(Entries from a dataset)
-------
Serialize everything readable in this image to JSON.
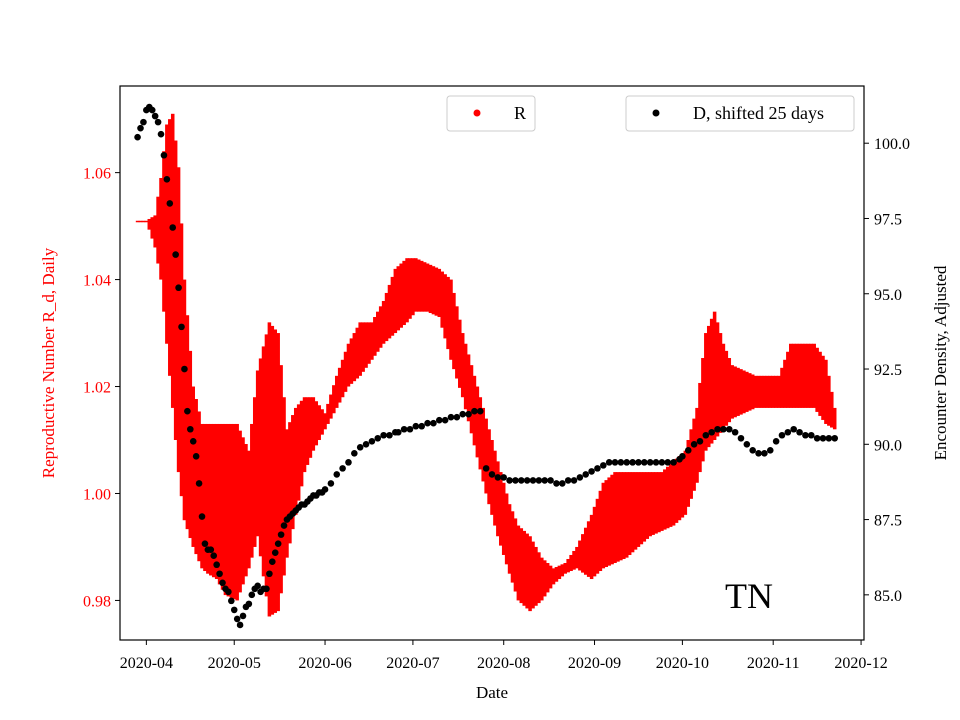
{
  "chart_data": {
    "type": "scatter",
    "title": "",
    "annotation": "TN",
    "xlabel": "Date",
    "ylabel_left": "Reproductive Number R_d, Daily",
    "ylabel_right": "Encounter Density, Adjusted",
    "x_range": [
      "2020-03-23",
      "2020-12-02"
    ],
    "x_ticks": [
      "2020-04",
      "2020-05",
      "2020-06",
      "2020-07",
      "2020-08",
      "2020-09",
      "2020-10",
      "2020-11",
      "2020-12"
    ],
    "ylim_left": [
      0.9726,
      1.0762
    ],
    "ylim_right": [
      83.5,
      101.9
    ],
    "yticks_left": [
      "0.98",
      "1.00",
      "1.02",
      "1.04",
      "1.06"
    ],
    "yticks_right": [
      "85.0",
      "87.5",
      "90.0",
      "92.5",
      "95.0",
      "97.5",
      "100.0"
    ],
    "grid": false,
    "colors": {
      "R": "#ff0000",
      "D": "#000000",
      "left_axis_text": "#ff0000",
      "right_axis_text": "#000000"
    },
    "series": [
      {
        "name": "R",
        "axis": "left",
        "style": "band",
        "color": "#ff0000",
        "x": [
          "2020-03-29",
          "2020-04-01",
          "2020-04-04",
          "2020-04-06",
          "2020-04-08",
          "2020-04-10",
          "2020-04-12",
          "2020-04-14",
          "2020-04-17",
          "2020-04-20",
          "2020-04-22",
          "2020-04-25",
          "2020-04-28",
          "2020-05-02",
          "2020-05-06",
          "2020-05-09",
          "2020-05-13",
          "2020-05-16",
          "2020-05-19",
          "2020-05-22",
          "2020-05-25",
          "2020-05-28",
          "2020-06-01",
          "2020-06-05",
          "2020-06-09",
          "2020-06-13",
          "2020-06-17",
          "2020-06-21",
          "2020-06-25",
          "2020-06-29",
          "2020-07-02",
          "2020-07-06",
          "2020-07-10",
          "2020-07-14",
          "2020-07-18",
          "2020-07-22",
          "2020-07-26",
          "2020-07-30",
          "2020-08-03",
          "2020-08-06",
          "2020-08-10",
          "2020-08-14",
          "2020-08-18",
          "2020-08-22",
          "2020-08-26",
          "2020-08-31",
          "2020-09-04",
          "2020-09-08",
          "2020-09-12",
          "2020-09-16",
          "2020-09-20",
          "2020-09-24",
          "2020-09-28",
          "2020-10-02",
          "2020-10-06",
          "2020-10-09",
          "2020-10-12",
          "2020-10-15",
          "2020-10-18",
          "2020-10-22",
          "2020-10-26",
          "2020-10-30",
          "2020-11-03",
          "2020-11-07",
          "2020-11-11",
          "2020-11-15",
          "2020-11-19",
          "2020-11-22"
        ],
        "upper": [
          1.051,
          1.051,
          1.052,
          1.059,
          1.069,
          1.071,
          1.061,
          1.04,
          1.02,
          1.013,
          1.013,
          1.013,
          1.013,
          1.013,
          1.008,
          1.023,
          1.032,
          1.03,
          1.012,
          1.016,
          1.018,
          1.018,
          1.015,
          1.022,
          1.028,
          1.032,
          1.032,
          1.036,
          1.042,
          1.044,
          1.044,
          1.043,
          1.042,
          1.04,
          1.03,
          1.022,
          1.014,
          1.006,
          0.998,
          0.994,
          0.992,
          0.988,
          0.986,
          0.987,
          0.99,
          0.996,
          1.002,
          1.004,
          1.004,
          1.004,
          1.004,
          1.004,
          1.006,
          1.008,
          1.016,
          1.03,
          1.034,
          1.028,
          1.024,
          1.023,
          1.022,
          1.022,
          1.022,
          1.028,
          1.028,
          1.028,
          1.025,
          1.016
        ],
        "lower": [
          1.051,
          1.051,
          1.046,
          1.04,
          1.028,
          1.016,
          1.004,
          0.995,
          0.99,
          0.986,
          0.985,
          0.984,
          0.981,
          0.98,
          0.986,
          0.992,
          0.977,
          0.978,
          0.988,
          0.996,
          1.004,
          1.008,
          1.012,
          1.016,
          1.02,
          1.022,
          1.025,
          1.028,
          1.03,
          1.032,
          1.034,
          1.034,
          1.033,
          1.025,
          1.018,
          1.009,
          1.0,
          0.992,
          0.985,
          0.98,
          0.978,
          0.98,
          0.983,
          0.985,
          0.986,
          0.984,
          0.986,
          0.987,
          0.988,
          0.99,
          0.992,
          0.993,
          0.994,
          0.996,
          1.002,
          1.008,
          1.01,
          1.012,
          1.014,
          1.015,
          1.016,
          1.016,
          1.016,
          1.016,
          1.016,
          1.016,
          1.013,
          1.012
        ]
      },
      {
        "name": "D, shifted 25 days",
        "axis": "right",
        "style": "dots",
        "color": "#000000",
        "x": [
          "2020-03-29",
          "2020-03-30",
          "2020-03-31",
          "2020-04-01",
          "2020-04-02",
          "2020-04-03",
          "2020-04-04",
          "2020-04-05",
          "2020-04-06",
          "2020-04-07",
          "2020-04-08",
          "2020-04-09",
          "2020-04-10",
          "2020-04-11",
          "2020-04-12",
          "2020-04-13",
          "2020-04-14",
          "2020-04-15",
          "2020-04-16",
          "2020-04-17",
          "2020-04-18",
          "2020-04-19",
          "2020-04-20",
          "2020-04-21",
          "2020-04-22",
          "2020-04-23",
          "2020-04-24",
          "2020-04-25",
          "2020-04-26",
          "2020-04-27",
          "2020-04-28",
          "2020-04-29",
          "2020-04-30",
          "2020-05-01",
          "2020-05-02",
          "2020-05-03",
          "2020-05-04",
          "2020-05-05",
          "2020-05-06",
          "2020-05-07",
          "2020-05-08",
          "2020-05-09",
          "2020-05-10",
          "2020-05-11",
          "2020-05-12",
          "2020-05-13",
          "2020-05-14",
          "2020-05-15",
          "2020-05-16",
          "2020-05-17",
          "2020-05-18",
          "2020-05-19",
          "2020-05-20",
          "2020-05-21",
          "2020-05-22",
          "2020-05-23",
          "2020-05-24",
          "2020-05-25",
          "2020-05-26",
          "2020-05-27",
          "2020-05-28",
          "2020-05-29",
          "2020-05-30",
          "2020-05-31",
          "2020-06-01",
          "2020-06-03",
          "2020-06-05",
          "2020-06-07",
          "2020-06-09",
          "2020-06-11",
          "2020-06-13",
          "2020-06-15",
          "2020-06-17",
          "2020-06-19",
          "2020-06-21",
          "2020-06-23",
          "2020-06-25",
          "2020-06-26",
          "2020-06-28",
          "2020-06-30",
          "2020-07-02",
          "2020-07-04",
          "2020-07-06",
          "2020-07-08",
          "2020-07-10",
          "2020-07-12",
          "2020-07-14",
          "2020-07-16",
          "2020-07-18",
          "2020-07-20",
          "2020-07-22",
          "2020-07-24",
          "2020-07-26",
          "2020-07-28",
          "2020-07-30",
          "2020-08-01",
          "2020-08-03",
          "2020-08-05",
          "2020-08-07",
          "2020-08-09",
          "2020-08-11",
          "2020-08-13",
          "2020-08-15",
          "2020-08-17",
          "2020-08-19",
          "2020-08-21",
          "2020-08-23",
          "2020-08-25",
          "2020-08-27",
          "2020-08-29",
          "2020-08-31",
          "2020-09-02",
          "2020-09-04",
          "2020-09-06",
          "2020-09-08",
          "2020-09-10",
          "2020-09-12",
          "2020-09-14",
          "2020-09-16",
          "2020-09-18",
          "2020-09-20",
          "2020-09-22",
          "2020-09-24",
          "2020-09-26",
          "2020-09-28",
          "2020-09-30",
          "2020-10-01",
          "2020-10-03",
          "2020-10-05",
          "2020-10-07",
          "2020-10-09",
          "2020-10-11",
          "2020-10-13",
          "2020-10-15",
          "2020-10-17",
          "2020-10-19",
          "2020-10-21",
          "2020-10-23",
          "2020-10-25",
          "2020-10-27",
          "2020-10-29",
          "2020-10-31",
          "2020-11-02",
          "2020-11-04",
          "2020-11-06",
          "2020-11-08",
          "2020-11-10",
          "2020-11-12",
          "2020-11-14",
          "2020-11-16",
          "2020-11-18",
          "2020-11-20",
          "2020-11-22"
        ],
        "values": [
          100.2,
          100.5,
          100.7,
          101.1,
          101.2,
          101.1,
          100.9,
          100.7,
          100.3,
          99.6,
          98.8,
          98.0,
          97.2,
          96.3,
          95.2,
          93.9,
          92.5,
          91.1,
          90.5,
          90.1,
          89.6,
          88.7,
          87.6,
          86.7,
          86.5,
          86.5,
          86.3,
          86.0,
          85.7,
          85.4,
          85.2,
          85.1,
          84.8,
          84.5,
          84.2,
          84.0,
          84.3,
          84.6,
          84.7,
          85.0,
          85.2,
          85.3,
          85.1,
          85.2,
          85.2,
          85.7,
          86.1,
          86.4,
          86.7,
          87.0,
          87.3,
          87.5,
          87.6,
          87.7,
          87.8,
          87.9,
          88.0,
          88.0,
          88.1,
          88.2,
          88.3,
          88.3,
          88.4,
          88.4,
          88.5,
          88.7,
          89.0,
          89.2,
          89.4,
          89.7,
          89.9,
          90.0,
          90.1,
          90.2,
          90.3,
          90.3,
          90.4,
          90.4,
          90.5,
          90.5,
          90.6,
          90.6,
          90.7,
          90.7,
          90.8,
          90.8,
          90.9,
          90.9,
          91.0,
          91.0,
          91.1,
          91.1,
          89.2,
          89.0,
          88.9,
          88.9,
          88.8,
          88.8,
          88.8,
          88.8,
          88.8,
          88.8,
          88.8,
          88.8,
          88.7,
          88.7,
          88.8,
          88.8,
          88.9,
          89.0,
          89.1,
          89.2,
          89.3,
          89.4,
          89.4,
          89.4,
          89.4,
          89.4,
          89.4,
          89.4,
          89.4,
          89.4,
          89.4,
          89.4,
          89.4,
          89.5,
          89.6,
          89.8,
          90.0,
          90.1,
          90.3,
          90.4,
          90.5,
          90.5,
          90.5,
          90.4,
          90.2,
          90.0,
          89.8,
          89.7,
          89.7,
          89.8,
          90.1,
          90.3,
          90.4,
          90.5,
          90.4,
          90.3,
          90.3,
          90.2,
          90.2,
          90.2,
          90.2
        ]
      }
    ],
    "legends": [
      {
        "label": "R",
        "color": "#ff0000",
        "placement": "top-center"
      },
      {
        "label": "D, shifted 25 days",
        "color": "#000000",
        "placement": "top-right"
      }
    ]
  }
}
-------
• EXERCISE DESCRIPTION
Each line in the data that holds the string "days" should be found and copied.

• RESPONSE TO THE TASK
        "name": "D, shifted 25 days",
        "label": "D, shifted 25 days",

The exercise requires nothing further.